What the exercise asks: Each line containing the word "this" needs to be copied.
--- START OF Given entries ---
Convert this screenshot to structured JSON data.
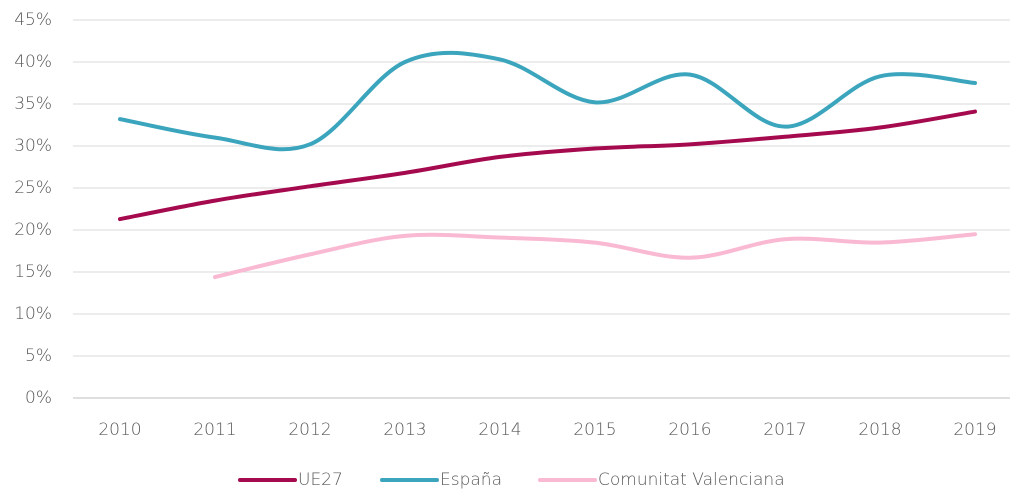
{
  "chart_data": {
    "type": "line",
    "categories": [
      "2010",
      "2011",
      "2012",
      "2013",
      "2014",
      "2015",
      "2016",
      "2017",
      "2018",
      "2019"
    ],
    "series": [
      {
        "name": "UE27",
        "color": "#a50a4f",
        "values": [
          21.3,
          23.5,
          25.2,
          26.8,
          28.7,
          29.7,
          30.2,
          31.1,
          32.2,
          34.1
        ]
      },
      {
        "name": "España",
        "color": "#3ba5bd",
        "values": [
          33.2,
          31.0,
          30.2,
          40.0,
          40.3,
          35.2,
          38.5,
          32.3,
          38.3,
          37.5
        ]
      },
      {
        "name": "Comunitat Valenciana",
        "color": "#f9b9d2",
        "values": [
          null,
          14.4,
          17.1,
          19.3,
          19.1,
          18.5,
          16.7,
          18.9,
          18.5,
          19.5
        ]
      }
    ],
    "ylim": [
      0,
      45
    ],
    "yticks": [
      {
        "value": 0,
        "label": "0%"
      },
      {
        "value": 5,
        "label": "5%"
      },
      {
        "value": 10,
        "label": "10%"
      },
      {
        "value": 15,
        "label": "15%"
      },
      {
        "value": 20,
        "label": "20%"
      },
      {
        "value": 25,
        "label": "25%"
      },
      {
        "value": 30,
        "label": "30%"
      },
      {
        "value": 35,
        "label": "35%"
      },
      {
        "value": 40,
        "label": "40%"
      },
      {
        "value": 45,
        "label": "45%"
      }
    ],
    "grid": true,
    "smooth": true,
    "legend": "bottom"
  }
}
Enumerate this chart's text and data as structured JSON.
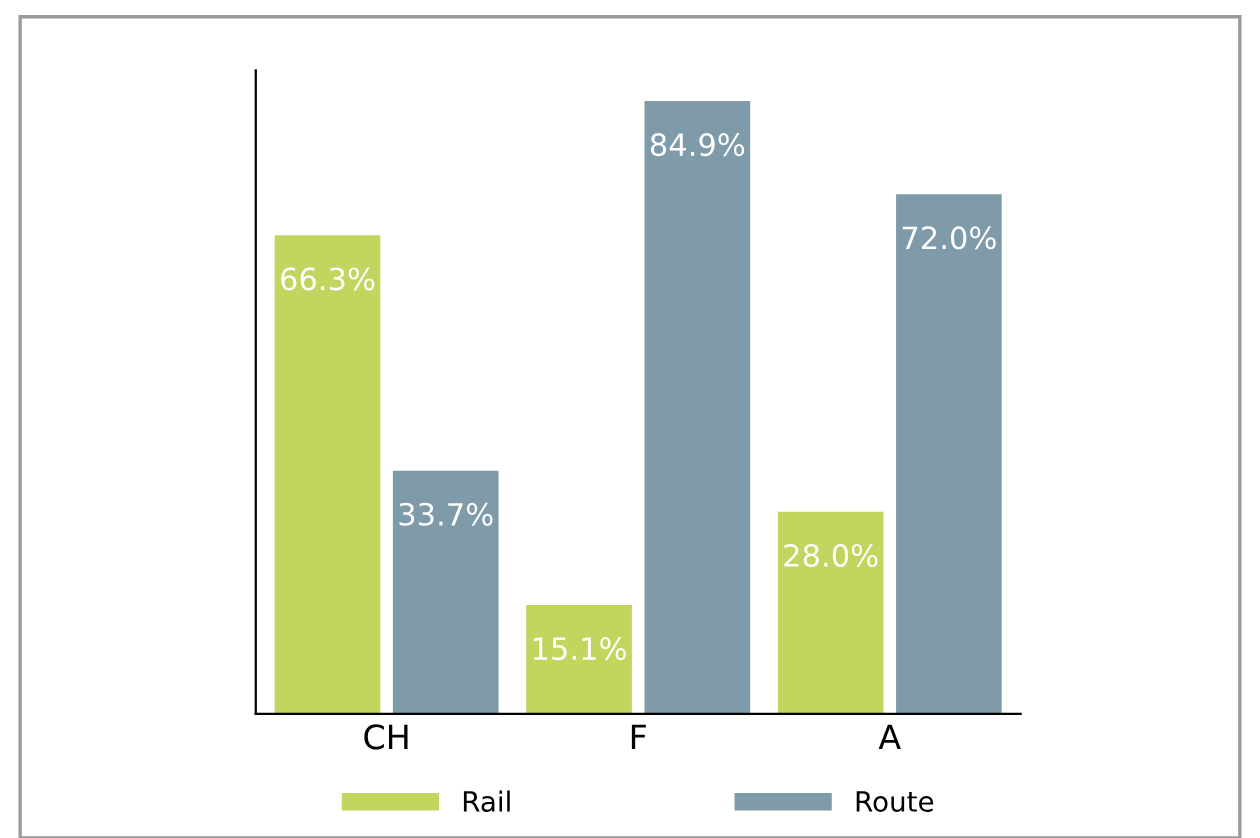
{
  "chart_data": {
    "type": "bar",
    "categories": [
      "CH",
      "F",
      "A"
    ],
    "series": [
      {
        "name": "Rail",
        "color": "#c2d55f",
        "values": [
          66.3,
          15.1,
          28.0
        ],
        "value_labels": [
          "66.3%",
          "15.1%",
          "28.0%"
        ]
      },
      {
        "name": "Route",
        "color": "#7f9baa",
        "values": [
          33.7,
          84.9,
          72.0
        ],
        "value_labels": [
          "33.7%",
          "84.9%",
          "72.0%"
        ]
      }
    ],
    "legend": "bottom",
    "grid": false,
    "tick_labels": "x"
  }
}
--- END OF Given entries ---
Task solution:
Convert this screenshot to structured JSON data.
Enumerate this chart's text and data as structured JSON.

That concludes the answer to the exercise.